Task description: Identify the lines that contain the string "unterbrechen" and report only how many there are.

-- START OF Input --

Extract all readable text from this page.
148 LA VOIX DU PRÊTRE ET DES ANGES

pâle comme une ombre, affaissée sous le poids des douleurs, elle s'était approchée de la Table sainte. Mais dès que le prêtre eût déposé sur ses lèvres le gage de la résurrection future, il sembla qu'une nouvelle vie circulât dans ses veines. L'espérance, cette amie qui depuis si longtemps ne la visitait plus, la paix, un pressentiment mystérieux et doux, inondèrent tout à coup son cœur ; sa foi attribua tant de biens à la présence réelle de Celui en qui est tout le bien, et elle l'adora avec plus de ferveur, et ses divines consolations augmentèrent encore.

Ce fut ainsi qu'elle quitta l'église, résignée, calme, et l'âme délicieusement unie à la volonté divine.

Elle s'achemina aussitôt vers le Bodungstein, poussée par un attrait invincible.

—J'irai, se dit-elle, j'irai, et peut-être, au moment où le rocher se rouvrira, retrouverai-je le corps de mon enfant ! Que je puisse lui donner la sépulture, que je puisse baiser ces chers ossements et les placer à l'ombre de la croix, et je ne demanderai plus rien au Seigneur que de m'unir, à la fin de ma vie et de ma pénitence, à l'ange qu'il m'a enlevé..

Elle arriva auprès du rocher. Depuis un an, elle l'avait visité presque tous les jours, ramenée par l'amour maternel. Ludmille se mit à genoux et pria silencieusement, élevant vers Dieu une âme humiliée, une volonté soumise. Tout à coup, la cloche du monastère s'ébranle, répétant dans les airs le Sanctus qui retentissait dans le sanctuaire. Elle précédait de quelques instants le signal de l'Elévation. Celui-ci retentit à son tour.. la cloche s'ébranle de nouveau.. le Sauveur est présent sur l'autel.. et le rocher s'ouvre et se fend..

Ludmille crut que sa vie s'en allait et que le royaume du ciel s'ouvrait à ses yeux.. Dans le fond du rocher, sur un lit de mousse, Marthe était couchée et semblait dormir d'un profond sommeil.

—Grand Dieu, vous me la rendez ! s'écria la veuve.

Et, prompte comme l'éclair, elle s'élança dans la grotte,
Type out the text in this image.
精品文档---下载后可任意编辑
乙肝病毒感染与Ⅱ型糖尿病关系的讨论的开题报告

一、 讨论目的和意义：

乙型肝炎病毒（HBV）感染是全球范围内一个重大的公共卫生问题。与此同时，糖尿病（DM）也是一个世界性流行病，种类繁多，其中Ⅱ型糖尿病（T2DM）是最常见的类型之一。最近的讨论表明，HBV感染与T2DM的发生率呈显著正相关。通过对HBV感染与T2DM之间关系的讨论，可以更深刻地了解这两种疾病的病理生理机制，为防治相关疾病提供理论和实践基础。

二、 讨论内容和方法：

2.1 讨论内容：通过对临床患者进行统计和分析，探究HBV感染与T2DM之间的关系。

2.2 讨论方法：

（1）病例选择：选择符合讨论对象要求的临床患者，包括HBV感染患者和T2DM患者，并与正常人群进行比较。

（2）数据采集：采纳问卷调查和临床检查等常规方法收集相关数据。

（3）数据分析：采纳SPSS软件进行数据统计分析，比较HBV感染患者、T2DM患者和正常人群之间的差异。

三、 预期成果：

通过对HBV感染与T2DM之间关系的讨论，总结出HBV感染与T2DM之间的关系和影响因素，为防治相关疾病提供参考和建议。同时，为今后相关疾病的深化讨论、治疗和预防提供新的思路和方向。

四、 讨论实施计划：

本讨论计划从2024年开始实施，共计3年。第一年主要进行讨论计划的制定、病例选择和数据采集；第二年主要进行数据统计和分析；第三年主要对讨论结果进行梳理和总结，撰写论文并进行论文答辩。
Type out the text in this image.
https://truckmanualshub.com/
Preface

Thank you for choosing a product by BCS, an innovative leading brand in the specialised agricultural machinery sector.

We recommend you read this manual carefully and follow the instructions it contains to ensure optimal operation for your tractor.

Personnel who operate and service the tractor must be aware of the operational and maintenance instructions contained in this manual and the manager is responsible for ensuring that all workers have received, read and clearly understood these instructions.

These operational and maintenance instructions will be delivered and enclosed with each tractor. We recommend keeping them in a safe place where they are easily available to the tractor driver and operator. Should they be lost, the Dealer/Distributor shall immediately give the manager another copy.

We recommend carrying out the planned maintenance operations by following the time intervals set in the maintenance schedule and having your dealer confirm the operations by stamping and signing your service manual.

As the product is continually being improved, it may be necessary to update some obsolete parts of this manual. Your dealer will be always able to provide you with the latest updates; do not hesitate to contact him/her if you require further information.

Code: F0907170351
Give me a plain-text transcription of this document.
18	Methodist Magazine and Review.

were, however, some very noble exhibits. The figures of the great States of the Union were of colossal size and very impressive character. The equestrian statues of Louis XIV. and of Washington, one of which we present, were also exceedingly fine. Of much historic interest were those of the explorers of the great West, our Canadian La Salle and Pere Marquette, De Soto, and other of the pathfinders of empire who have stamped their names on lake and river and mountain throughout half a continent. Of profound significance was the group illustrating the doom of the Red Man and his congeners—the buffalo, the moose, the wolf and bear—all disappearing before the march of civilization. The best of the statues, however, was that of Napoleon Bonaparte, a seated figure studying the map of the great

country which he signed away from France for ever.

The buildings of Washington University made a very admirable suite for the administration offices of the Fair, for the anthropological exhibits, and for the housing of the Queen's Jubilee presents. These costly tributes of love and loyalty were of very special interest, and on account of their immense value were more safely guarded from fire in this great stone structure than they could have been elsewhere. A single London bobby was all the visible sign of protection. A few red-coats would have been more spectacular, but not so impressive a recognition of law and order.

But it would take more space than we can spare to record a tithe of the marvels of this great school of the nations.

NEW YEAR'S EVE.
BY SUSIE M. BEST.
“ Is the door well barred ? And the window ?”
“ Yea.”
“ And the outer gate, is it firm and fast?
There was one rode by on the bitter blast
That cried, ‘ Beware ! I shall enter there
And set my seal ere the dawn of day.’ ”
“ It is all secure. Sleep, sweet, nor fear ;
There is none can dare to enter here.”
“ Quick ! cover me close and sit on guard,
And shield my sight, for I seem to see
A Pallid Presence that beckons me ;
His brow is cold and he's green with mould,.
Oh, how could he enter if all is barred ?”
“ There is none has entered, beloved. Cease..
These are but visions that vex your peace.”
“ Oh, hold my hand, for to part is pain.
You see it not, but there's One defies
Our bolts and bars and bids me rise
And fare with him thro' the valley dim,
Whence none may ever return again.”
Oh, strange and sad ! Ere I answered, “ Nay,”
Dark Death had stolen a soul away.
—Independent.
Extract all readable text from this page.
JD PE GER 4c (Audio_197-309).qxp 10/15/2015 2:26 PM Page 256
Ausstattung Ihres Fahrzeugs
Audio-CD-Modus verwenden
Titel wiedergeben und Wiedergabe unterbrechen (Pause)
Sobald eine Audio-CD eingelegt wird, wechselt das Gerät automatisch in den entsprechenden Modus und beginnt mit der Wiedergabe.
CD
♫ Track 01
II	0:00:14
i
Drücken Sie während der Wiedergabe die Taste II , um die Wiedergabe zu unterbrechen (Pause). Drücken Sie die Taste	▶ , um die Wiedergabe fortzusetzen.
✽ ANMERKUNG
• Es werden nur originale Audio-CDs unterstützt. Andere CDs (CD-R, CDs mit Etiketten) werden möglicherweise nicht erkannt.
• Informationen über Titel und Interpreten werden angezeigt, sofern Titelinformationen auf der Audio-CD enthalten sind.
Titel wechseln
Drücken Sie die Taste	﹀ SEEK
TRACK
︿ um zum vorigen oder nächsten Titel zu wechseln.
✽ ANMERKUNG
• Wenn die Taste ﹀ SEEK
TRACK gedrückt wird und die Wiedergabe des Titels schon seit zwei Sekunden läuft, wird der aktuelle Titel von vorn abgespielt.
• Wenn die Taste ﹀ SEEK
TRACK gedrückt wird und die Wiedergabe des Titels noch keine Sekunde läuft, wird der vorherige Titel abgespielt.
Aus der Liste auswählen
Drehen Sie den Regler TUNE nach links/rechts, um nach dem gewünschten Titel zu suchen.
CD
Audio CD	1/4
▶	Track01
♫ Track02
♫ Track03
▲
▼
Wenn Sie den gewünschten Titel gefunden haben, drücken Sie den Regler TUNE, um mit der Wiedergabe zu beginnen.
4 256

-- END OF Input --

Task result: 2